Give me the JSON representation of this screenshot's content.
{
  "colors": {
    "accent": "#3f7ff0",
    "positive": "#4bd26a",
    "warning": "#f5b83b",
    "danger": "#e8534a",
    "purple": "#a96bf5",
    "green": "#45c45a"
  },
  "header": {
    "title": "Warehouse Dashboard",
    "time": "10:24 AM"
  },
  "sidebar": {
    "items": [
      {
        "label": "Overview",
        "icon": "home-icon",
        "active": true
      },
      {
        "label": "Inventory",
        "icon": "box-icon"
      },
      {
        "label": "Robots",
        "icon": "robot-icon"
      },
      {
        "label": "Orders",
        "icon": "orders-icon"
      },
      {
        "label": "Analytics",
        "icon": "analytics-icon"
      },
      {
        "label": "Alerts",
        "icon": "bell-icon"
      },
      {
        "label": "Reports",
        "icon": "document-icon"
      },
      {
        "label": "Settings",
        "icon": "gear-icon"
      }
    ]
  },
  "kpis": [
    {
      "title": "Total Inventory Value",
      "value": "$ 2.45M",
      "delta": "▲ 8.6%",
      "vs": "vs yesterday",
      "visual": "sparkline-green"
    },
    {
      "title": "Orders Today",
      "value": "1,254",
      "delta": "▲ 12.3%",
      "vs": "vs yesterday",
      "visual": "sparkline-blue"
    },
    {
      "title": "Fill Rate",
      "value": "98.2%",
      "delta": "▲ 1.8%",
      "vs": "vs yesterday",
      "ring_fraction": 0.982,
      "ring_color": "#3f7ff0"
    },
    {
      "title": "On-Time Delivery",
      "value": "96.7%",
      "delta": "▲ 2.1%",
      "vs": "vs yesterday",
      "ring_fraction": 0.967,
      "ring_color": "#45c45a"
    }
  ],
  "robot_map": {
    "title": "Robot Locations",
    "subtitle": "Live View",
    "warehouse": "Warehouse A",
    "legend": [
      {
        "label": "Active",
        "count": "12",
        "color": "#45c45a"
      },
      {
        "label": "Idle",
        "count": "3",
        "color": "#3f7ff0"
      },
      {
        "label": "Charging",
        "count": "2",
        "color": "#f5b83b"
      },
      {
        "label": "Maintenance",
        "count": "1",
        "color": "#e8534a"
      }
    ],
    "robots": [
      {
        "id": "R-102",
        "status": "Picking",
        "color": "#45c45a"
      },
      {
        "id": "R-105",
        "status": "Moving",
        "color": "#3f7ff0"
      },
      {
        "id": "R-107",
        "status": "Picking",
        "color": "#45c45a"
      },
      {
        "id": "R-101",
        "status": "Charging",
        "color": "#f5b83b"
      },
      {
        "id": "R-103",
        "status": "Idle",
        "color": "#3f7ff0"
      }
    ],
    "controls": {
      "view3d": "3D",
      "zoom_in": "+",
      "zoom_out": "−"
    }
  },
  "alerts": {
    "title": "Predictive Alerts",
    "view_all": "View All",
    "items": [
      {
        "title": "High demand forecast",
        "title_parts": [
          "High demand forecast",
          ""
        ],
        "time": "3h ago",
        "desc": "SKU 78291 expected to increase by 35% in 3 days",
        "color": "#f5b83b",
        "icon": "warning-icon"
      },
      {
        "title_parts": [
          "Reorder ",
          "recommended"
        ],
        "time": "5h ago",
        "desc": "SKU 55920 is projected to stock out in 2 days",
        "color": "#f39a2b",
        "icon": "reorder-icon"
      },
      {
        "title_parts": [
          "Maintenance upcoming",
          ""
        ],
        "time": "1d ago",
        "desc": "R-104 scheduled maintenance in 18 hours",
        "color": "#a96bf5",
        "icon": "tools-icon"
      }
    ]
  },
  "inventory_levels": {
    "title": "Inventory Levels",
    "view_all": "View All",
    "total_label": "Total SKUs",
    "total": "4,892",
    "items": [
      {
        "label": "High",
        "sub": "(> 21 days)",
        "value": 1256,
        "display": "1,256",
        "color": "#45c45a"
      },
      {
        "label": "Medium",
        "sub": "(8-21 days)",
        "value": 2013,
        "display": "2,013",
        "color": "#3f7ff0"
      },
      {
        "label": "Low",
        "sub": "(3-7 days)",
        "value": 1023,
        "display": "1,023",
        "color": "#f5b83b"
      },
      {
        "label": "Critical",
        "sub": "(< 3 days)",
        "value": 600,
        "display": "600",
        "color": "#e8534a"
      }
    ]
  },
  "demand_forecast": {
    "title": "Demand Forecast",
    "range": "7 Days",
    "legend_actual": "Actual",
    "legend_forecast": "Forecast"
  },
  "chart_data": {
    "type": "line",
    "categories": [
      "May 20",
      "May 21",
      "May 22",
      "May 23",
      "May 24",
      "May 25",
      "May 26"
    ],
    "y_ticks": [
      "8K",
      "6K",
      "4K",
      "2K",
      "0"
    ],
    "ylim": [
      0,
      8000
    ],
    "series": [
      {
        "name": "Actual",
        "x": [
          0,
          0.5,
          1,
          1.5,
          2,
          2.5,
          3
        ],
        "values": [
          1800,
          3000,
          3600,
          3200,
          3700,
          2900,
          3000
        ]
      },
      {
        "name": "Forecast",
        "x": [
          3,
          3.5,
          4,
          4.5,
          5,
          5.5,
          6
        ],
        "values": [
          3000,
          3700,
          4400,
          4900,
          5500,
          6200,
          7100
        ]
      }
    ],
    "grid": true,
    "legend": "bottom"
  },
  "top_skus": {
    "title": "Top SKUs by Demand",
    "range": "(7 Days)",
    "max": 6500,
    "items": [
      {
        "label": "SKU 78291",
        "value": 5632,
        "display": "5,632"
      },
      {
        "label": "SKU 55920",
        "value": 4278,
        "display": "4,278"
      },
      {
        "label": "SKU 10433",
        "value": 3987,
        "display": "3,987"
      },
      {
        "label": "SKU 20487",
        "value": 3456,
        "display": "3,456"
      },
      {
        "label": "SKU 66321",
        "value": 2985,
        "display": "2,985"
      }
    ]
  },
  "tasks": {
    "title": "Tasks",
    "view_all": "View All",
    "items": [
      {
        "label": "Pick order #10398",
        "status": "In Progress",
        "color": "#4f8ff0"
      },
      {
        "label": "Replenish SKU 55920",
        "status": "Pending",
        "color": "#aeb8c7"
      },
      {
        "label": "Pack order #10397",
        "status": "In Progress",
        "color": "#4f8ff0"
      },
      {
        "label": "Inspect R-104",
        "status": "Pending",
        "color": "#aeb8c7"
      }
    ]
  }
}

• Directions
State how many lines in the records above contain the word "sparkline", and give only that number.

• Task answer
2